**Written problem**. Lines containing the word "than" are the ones to copy from the records below.

===== Data records =====

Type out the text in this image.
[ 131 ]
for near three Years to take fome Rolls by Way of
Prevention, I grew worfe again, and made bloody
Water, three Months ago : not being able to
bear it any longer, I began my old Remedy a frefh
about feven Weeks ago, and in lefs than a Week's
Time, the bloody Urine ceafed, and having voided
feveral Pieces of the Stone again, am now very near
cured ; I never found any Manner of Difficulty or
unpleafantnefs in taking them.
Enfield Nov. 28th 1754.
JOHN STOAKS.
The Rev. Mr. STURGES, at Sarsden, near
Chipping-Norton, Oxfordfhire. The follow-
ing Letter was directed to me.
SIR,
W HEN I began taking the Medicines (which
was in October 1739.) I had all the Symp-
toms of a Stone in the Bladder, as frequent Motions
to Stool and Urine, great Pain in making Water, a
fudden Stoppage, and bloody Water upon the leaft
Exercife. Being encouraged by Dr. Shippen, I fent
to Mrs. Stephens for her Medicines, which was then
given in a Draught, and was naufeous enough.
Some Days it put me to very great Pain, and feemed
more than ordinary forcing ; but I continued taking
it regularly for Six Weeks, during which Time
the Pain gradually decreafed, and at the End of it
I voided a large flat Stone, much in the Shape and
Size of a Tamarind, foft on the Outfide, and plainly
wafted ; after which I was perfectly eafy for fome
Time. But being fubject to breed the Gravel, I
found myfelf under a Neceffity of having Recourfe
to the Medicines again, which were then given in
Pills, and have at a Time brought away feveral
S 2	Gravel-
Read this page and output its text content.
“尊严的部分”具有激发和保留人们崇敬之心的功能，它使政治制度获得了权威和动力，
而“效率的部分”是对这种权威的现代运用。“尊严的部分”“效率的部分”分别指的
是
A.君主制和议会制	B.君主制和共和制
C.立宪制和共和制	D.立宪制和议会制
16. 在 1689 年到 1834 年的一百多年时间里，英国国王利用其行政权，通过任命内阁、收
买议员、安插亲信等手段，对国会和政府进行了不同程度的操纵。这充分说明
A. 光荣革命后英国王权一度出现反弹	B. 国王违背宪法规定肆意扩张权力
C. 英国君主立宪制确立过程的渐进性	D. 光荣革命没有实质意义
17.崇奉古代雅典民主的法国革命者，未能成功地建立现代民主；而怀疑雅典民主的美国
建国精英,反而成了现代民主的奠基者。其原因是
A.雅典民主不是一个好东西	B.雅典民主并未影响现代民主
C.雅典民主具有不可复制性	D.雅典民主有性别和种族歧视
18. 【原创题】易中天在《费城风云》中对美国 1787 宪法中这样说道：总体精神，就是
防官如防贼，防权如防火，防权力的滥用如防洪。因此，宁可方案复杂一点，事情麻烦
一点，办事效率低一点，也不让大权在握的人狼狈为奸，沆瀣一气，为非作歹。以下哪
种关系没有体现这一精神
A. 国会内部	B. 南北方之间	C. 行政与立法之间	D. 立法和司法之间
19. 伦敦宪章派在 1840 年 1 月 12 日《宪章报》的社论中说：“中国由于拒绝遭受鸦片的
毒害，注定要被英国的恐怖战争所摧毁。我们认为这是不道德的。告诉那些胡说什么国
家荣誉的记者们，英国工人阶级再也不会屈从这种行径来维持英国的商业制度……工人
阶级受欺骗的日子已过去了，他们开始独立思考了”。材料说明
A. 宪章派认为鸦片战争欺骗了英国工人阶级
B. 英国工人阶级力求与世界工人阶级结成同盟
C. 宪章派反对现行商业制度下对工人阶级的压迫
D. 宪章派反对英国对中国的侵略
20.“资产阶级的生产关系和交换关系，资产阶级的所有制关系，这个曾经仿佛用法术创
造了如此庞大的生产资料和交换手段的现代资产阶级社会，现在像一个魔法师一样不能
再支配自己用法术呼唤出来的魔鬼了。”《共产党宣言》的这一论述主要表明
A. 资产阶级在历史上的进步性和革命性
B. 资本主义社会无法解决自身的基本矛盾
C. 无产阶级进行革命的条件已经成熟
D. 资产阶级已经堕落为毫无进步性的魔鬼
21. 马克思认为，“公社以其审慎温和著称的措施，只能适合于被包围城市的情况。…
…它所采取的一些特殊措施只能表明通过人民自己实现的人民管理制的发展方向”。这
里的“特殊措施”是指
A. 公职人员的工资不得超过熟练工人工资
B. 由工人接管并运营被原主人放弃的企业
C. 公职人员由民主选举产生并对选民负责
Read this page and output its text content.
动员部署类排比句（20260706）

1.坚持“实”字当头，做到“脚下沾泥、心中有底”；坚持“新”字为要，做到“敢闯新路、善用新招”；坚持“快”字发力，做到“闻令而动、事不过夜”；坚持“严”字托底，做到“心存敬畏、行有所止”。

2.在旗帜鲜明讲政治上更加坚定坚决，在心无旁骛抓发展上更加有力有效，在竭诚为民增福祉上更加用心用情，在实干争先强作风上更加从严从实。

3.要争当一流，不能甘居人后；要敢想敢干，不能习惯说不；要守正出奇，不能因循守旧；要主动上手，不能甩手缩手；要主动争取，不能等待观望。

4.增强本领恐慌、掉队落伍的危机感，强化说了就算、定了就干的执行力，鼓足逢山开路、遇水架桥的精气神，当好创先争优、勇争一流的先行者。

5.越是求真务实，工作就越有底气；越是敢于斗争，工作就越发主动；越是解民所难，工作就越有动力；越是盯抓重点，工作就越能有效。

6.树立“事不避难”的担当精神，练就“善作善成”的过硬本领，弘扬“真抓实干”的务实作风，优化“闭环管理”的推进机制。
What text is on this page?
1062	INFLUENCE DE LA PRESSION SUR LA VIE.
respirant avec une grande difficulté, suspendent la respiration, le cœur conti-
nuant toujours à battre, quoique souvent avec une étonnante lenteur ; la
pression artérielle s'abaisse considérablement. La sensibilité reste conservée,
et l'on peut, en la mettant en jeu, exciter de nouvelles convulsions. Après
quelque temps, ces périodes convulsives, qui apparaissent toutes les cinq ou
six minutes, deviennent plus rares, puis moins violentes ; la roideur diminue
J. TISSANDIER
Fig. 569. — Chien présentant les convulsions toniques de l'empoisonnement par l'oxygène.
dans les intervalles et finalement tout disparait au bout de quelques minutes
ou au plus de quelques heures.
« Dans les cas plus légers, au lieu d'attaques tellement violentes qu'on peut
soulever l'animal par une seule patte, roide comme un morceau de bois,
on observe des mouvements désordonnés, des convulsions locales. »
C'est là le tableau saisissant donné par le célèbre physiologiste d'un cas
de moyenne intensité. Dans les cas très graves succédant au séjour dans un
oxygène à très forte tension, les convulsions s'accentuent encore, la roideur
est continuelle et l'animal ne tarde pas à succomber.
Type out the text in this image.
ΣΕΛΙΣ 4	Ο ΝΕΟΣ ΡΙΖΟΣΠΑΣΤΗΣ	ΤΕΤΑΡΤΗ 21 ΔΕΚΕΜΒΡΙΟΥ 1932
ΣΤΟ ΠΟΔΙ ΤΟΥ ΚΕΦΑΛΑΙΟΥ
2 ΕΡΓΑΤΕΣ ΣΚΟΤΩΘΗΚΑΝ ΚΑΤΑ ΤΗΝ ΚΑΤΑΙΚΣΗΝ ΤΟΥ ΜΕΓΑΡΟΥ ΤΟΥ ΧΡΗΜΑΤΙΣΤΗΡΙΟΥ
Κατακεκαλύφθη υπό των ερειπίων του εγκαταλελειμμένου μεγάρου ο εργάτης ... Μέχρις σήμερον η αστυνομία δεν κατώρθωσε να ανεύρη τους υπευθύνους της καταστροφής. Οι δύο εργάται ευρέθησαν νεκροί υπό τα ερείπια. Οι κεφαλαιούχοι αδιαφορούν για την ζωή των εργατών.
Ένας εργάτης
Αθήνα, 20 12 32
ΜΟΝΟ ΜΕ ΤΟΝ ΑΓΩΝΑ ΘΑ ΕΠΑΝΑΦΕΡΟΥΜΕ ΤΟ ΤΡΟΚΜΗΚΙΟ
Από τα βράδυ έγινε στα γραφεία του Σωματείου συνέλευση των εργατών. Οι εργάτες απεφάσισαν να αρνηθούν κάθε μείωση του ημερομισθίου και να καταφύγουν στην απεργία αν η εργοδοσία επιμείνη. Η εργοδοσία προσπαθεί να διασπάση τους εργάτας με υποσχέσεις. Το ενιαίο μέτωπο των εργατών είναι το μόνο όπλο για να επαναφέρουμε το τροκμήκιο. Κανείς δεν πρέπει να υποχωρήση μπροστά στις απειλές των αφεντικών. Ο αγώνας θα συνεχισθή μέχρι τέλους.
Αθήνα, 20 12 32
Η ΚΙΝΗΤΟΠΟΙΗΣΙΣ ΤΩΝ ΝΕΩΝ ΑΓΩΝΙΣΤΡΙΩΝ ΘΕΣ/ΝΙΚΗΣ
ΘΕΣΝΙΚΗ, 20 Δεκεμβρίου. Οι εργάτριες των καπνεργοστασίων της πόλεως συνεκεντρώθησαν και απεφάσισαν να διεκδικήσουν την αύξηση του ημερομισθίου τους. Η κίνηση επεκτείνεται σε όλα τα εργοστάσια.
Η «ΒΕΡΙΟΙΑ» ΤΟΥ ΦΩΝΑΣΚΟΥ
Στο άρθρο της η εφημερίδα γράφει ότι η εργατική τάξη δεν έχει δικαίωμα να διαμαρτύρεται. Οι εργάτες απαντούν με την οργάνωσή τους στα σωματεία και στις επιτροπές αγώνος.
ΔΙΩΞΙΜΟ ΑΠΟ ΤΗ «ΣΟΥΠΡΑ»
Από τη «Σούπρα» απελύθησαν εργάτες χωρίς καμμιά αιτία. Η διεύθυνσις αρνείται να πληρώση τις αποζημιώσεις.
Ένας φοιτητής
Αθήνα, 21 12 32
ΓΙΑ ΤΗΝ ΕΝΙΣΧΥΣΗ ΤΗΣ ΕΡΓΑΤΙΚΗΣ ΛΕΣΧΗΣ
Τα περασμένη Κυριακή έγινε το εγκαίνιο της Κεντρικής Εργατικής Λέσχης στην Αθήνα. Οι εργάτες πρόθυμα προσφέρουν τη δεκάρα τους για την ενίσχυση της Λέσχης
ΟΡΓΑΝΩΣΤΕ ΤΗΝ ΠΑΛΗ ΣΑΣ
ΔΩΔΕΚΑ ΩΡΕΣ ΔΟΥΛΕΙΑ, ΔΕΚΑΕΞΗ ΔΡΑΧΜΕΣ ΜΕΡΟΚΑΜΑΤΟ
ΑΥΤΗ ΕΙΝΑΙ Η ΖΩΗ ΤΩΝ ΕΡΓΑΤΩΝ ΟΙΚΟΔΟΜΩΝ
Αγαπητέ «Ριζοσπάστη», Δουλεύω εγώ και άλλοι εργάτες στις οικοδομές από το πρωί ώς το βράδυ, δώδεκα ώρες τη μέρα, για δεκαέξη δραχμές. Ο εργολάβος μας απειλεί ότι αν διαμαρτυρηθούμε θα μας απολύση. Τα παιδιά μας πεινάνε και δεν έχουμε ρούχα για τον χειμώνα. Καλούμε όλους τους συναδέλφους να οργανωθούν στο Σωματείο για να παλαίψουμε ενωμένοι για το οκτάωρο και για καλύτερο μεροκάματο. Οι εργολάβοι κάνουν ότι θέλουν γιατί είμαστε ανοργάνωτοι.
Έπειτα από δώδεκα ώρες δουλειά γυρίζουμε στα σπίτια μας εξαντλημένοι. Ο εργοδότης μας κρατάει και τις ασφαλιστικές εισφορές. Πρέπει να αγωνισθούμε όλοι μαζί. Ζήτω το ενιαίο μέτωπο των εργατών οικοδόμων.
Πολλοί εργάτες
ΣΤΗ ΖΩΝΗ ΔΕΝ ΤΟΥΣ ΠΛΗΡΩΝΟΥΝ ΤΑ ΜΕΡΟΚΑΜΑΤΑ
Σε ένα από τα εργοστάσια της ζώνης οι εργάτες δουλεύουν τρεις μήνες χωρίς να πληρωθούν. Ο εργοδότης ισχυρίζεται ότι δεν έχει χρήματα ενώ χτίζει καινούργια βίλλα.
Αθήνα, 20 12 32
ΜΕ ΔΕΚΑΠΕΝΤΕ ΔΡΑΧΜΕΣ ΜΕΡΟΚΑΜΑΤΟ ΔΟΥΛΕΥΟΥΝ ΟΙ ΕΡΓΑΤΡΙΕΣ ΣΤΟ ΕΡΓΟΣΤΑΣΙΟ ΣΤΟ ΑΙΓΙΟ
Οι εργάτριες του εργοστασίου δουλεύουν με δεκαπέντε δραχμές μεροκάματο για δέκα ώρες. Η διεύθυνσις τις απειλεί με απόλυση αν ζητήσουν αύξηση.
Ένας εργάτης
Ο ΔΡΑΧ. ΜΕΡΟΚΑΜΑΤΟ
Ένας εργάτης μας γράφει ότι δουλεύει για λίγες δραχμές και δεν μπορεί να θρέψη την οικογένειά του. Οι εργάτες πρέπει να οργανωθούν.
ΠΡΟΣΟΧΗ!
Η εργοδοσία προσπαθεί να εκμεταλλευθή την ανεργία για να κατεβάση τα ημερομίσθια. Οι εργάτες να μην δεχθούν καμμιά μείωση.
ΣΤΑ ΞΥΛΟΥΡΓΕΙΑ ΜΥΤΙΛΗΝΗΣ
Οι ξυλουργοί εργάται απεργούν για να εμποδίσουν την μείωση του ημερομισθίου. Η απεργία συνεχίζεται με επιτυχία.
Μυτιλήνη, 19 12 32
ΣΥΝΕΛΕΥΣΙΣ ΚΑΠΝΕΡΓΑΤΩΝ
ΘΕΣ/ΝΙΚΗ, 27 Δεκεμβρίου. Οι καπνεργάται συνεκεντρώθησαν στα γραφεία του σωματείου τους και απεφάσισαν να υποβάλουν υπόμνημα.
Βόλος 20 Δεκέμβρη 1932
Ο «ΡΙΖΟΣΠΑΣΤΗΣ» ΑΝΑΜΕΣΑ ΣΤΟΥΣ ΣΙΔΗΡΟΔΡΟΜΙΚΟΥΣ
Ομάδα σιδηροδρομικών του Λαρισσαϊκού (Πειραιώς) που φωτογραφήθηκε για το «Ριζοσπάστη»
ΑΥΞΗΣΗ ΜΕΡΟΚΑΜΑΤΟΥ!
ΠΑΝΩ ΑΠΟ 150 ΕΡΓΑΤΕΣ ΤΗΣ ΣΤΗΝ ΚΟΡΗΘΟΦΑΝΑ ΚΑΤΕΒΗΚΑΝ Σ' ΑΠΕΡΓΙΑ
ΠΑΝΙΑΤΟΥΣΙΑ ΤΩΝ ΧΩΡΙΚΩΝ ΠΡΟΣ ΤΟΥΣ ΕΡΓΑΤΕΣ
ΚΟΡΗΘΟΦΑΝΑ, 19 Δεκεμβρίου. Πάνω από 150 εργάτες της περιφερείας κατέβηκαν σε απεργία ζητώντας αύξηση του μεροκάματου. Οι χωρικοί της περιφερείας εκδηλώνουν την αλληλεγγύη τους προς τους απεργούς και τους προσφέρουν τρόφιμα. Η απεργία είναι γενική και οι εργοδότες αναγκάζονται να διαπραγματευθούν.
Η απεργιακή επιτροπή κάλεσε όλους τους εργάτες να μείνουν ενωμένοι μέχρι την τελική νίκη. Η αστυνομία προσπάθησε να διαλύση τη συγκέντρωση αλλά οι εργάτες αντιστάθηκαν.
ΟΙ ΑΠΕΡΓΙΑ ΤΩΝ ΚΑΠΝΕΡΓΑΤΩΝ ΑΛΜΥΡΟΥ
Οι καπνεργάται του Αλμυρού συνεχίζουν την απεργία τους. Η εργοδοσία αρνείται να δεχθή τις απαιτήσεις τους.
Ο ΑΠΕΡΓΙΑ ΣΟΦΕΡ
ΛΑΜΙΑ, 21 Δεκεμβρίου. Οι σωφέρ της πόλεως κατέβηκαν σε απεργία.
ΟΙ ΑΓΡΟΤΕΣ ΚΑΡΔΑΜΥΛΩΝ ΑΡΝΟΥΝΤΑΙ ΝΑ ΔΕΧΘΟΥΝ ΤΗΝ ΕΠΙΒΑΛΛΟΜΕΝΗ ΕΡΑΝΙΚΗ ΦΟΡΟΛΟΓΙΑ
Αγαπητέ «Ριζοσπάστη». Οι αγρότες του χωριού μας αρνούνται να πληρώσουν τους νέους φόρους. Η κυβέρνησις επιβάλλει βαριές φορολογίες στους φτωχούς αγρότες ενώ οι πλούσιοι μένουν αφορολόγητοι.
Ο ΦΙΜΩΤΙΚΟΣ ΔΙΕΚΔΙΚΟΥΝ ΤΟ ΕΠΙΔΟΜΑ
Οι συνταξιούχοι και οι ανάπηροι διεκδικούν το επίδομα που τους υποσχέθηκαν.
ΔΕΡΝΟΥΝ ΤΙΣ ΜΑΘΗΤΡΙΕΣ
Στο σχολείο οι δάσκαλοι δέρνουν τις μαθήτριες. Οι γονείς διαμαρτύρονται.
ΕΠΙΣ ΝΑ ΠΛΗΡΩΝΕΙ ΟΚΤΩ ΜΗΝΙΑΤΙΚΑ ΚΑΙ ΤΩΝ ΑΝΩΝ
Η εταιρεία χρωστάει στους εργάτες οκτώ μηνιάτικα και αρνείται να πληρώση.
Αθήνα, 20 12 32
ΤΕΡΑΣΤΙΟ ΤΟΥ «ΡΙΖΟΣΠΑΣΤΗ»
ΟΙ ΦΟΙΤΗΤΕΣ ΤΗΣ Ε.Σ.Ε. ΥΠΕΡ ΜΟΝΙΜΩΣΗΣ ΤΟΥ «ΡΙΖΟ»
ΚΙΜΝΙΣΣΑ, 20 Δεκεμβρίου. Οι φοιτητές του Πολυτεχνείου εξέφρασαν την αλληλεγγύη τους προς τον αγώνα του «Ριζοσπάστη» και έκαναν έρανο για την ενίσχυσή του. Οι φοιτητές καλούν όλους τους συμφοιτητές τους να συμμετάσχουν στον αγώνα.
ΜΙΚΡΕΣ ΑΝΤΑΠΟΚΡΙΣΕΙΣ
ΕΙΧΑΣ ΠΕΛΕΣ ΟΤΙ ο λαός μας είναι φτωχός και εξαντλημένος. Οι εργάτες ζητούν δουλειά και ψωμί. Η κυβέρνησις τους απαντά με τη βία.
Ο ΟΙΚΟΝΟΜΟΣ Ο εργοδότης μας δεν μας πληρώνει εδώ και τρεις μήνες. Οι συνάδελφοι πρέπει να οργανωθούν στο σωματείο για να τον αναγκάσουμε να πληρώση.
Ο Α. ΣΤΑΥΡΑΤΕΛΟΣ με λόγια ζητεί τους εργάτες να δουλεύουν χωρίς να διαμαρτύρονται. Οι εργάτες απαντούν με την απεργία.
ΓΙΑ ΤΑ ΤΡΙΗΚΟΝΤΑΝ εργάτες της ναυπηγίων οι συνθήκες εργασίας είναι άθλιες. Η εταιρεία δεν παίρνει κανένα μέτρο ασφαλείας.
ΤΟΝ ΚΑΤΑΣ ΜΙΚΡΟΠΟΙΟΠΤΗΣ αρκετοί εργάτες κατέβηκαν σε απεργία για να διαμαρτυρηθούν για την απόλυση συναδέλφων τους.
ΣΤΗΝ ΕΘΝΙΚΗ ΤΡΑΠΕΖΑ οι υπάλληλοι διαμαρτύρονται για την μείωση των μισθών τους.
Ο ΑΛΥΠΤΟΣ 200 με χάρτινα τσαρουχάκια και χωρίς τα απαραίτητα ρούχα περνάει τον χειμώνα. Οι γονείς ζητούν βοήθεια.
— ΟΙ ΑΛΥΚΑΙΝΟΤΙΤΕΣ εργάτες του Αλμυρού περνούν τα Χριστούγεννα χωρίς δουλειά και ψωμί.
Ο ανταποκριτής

=====

**Result for this exercise**.
about feven Weeks ago, and in lefs than a Week's
more than ordinary forcing ; but I continued taking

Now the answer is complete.